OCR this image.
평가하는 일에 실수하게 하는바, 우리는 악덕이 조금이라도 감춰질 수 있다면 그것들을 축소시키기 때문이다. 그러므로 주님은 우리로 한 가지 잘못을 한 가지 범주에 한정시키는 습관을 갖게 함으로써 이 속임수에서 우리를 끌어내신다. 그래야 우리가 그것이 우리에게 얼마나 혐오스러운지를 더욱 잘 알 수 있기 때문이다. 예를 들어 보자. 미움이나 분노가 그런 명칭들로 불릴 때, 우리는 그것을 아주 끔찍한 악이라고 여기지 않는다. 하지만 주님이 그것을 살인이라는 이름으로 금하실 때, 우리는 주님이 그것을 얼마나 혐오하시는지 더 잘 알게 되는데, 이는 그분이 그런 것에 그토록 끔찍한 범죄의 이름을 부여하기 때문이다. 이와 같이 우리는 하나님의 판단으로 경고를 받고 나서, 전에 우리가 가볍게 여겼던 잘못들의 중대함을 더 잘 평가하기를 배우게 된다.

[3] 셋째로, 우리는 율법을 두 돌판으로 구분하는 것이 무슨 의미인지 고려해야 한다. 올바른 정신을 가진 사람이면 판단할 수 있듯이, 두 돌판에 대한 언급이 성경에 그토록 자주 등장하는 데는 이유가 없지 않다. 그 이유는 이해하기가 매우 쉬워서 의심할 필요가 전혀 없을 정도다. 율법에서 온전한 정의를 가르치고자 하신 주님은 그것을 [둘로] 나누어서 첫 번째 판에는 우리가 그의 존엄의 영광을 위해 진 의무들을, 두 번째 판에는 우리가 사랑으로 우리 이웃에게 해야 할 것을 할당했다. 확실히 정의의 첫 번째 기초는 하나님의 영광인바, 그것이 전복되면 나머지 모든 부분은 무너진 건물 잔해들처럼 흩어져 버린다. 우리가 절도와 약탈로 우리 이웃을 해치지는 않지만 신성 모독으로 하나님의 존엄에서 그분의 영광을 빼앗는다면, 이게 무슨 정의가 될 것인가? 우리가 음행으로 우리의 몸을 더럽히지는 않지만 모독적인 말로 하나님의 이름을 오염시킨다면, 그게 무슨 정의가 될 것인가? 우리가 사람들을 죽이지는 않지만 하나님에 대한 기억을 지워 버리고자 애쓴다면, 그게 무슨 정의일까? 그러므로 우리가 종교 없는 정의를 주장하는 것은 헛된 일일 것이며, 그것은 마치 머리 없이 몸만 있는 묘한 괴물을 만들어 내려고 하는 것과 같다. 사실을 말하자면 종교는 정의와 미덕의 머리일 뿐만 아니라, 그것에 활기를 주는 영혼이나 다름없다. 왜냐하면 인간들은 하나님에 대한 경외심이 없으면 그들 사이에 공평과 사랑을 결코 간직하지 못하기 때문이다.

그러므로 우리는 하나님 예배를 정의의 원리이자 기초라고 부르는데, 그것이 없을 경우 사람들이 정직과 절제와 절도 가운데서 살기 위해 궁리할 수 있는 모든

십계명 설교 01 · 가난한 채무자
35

-=-=-=-=-

## Stated task
Repeat back the data above, exact to the last character.

## Written answer
OCR this image.
평가하는 일에 실수하게 하는바, 우리는 악덕이 조금이라도 감춰질 수 있다면 그것들을 축소시키기 때문이다. 그러므로 주님은 우리로 한 가지 잘못을 한 가지 범주에 한정시키는 습관을 갖게 함으로써 이 속임수에서 우리를 끌어내신다. 그래야 우리가 그것이 우리에게 얼마나 혐오스러운지를 더욱 잘 알 수 있기 때문이다. 예를 들어 보자. 미움이나 분노가 그런 명칭들로 불릴 때, 우리는 그것을 아주 끔찍한 악이라고 여기지 않는다. 하지만 주님이 그것을 살인이라는 이름으로 금하실 때, 우리는 주님이 그것을 얼마나 혐오하시는지 더 잘 알게 되는데, 이는 그분이 그런 것에 그토록 끔찍한 범죄의 이름을 부여하기 때문이다. 이와 같이 우리는 하나님의 판단으로 경고를 받고 나서, 전에 우리가 가볍게 여겼던 잘못들의 중대함을 더 잘 평가하기를 배우게 된다.

[3] 셋째로, 우리는 율법을 두 돌판으로 구분하는 것이 무슨 의미인지 고려해야 한다. 올바른 정신을 가진 사람이면 판단할 수 있듯이, 두 돌판에 대한 언급이 성경에 그토록 자주 등장하는 데는 이유가 없지 않다. 그 이유는 이해하기가 매우 쉬워서 의심할 필요가 전혀 없을 정도다. 율법에서 온전한 정의를 가르치고자 하신 주님은 그것을 [둘로] 나누어서 첫 번째 판에는 우리가 그의 존엄의 영광을 위해 진 의무들을, 두 번째 판에는 우리가 사랑으로 우리 이웃에게 해야 할 것을 할당했다. 확실히 정의의 첫 번째 기초는 하나님의 영광인바, 그것이 전복되면 나머지 모든 부분은 무너진 건물 잔해들처럼 흩어져 버린다. 우리가 절도와 약탈로 우리 이웃을 해치지는 않지만 신성 모독으로 하나님의 존엄에서 그분의 영광을 빼앗는다면, 이게 무슨 정의가 될 것인가? 우리가 음행으로 우리의 몸을 더럽히지는 않지만 모독적인 말로 하나님의 이름을 오염시킨다면, 그게 무슨 정의가 될 것인가? 우리가 사람들을 죽이지는 않지만 하나님에 대한 기억을 지워 버리고자 애쓴다면, 그게 무슨 정의일까? 그러므로 우리가 종교 없는 정의를 주장하는 것은 헛된 일일 것이며, 그것은 마치 머리 없이 몸만 있는 묘한 괴물을 만들어 내려고 하는 것과 같다. 사실을 말하자면 종교는 정의와 미덕의 머리일 뿐만 아니라, 그것에 활기를 주는 영혼이나 다름없다. 왜냐하면 인간들은 하나님에 대한 경외심이 없으면 그들 사이에 공평과 사랑을 결코 간직하지 못하기 때문이다.

그러므로 우리는 하나님 예배를 정의의 원리이자 기초라고 부르는데, 그것이 없을 경우 사람들이 정직과 절제와 절도 가운데서 살기 위해 궁리할 수 있는 모든

십계명 설교 01 · 가난한 채무자
35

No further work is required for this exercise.